- Task material -
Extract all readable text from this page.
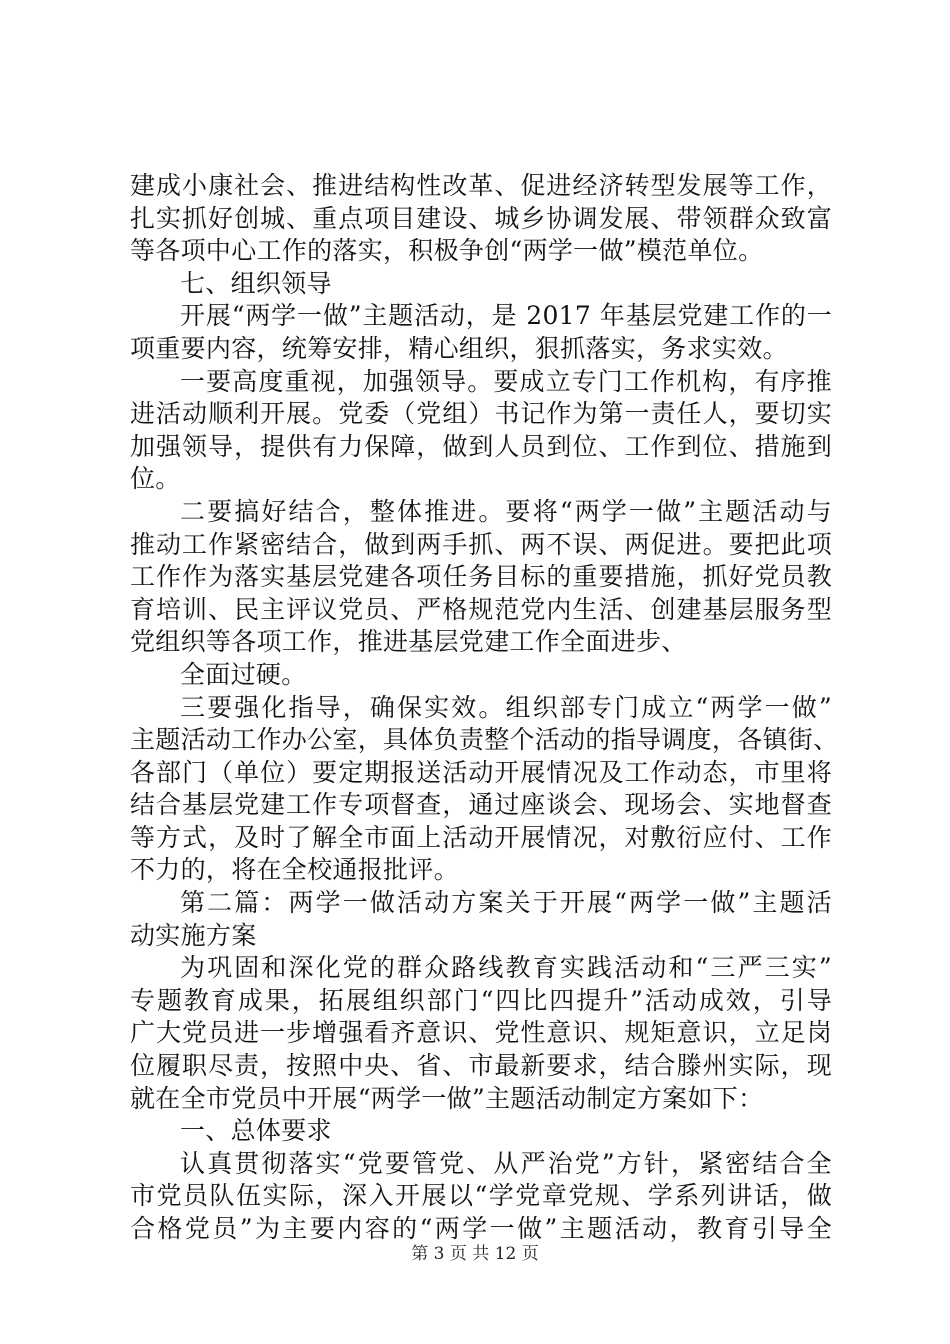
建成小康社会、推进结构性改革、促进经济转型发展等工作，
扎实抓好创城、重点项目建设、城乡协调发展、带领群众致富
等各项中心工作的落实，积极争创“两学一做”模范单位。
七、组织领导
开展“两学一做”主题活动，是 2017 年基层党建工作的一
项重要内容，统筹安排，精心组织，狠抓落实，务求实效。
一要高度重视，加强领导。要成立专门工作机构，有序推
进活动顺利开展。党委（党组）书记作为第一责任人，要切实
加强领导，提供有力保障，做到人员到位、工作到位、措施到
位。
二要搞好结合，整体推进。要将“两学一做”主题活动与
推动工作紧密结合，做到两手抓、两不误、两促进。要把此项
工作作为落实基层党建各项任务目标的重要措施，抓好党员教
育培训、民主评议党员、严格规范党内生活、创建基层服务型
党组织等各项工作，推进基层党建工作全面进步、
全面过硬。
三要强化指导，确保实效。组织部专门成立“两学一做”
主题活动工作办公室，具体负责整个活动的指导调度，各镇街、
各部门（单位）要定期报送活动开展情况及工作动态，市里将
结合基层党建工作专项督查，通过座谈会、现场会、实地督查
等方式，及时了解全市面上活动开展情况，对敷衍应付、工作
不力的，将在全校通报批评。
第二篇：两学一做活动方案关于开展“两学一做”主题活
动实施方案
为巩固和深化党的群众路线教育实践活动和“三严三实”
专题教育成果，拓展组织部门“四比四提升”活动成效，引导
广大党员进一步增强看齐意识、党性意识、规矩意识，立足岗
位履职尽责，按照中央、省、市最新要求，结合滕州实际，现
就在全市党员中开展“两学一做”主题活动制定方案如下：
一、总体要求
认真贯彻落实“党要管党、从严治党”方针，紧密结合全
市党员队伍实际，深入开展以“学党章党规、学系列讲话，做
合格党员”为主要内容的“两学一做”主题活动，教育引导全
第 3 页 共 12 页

---

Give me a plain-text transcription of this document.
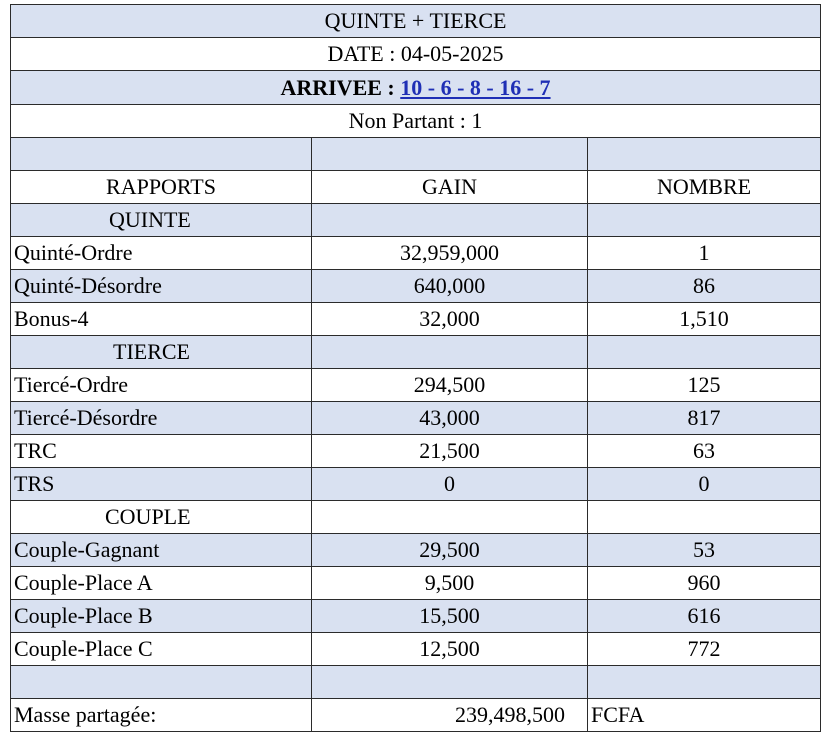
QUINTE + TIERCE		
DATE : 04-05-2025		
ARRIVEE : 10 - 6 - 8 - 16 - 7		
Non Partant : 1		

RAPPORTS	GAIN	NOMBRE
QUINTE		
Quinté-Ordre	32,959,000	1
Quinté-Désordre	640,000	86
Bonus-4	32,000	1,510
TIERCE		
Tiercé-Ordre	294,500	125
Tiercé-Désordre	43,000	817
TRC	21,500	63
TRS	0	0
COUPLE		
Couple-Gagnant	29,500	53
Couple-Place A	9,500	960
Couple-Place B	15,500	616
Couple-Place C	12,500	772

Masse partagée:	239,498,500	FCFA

- What you should do -
Gather each line in these records that contains the string "加强领导".

- Reply to the exercise -
一要高度重视，加强领导。要成立专门工作机构，有序推
加强领导，提供有力保障，做到人员到位、工作到位、措施到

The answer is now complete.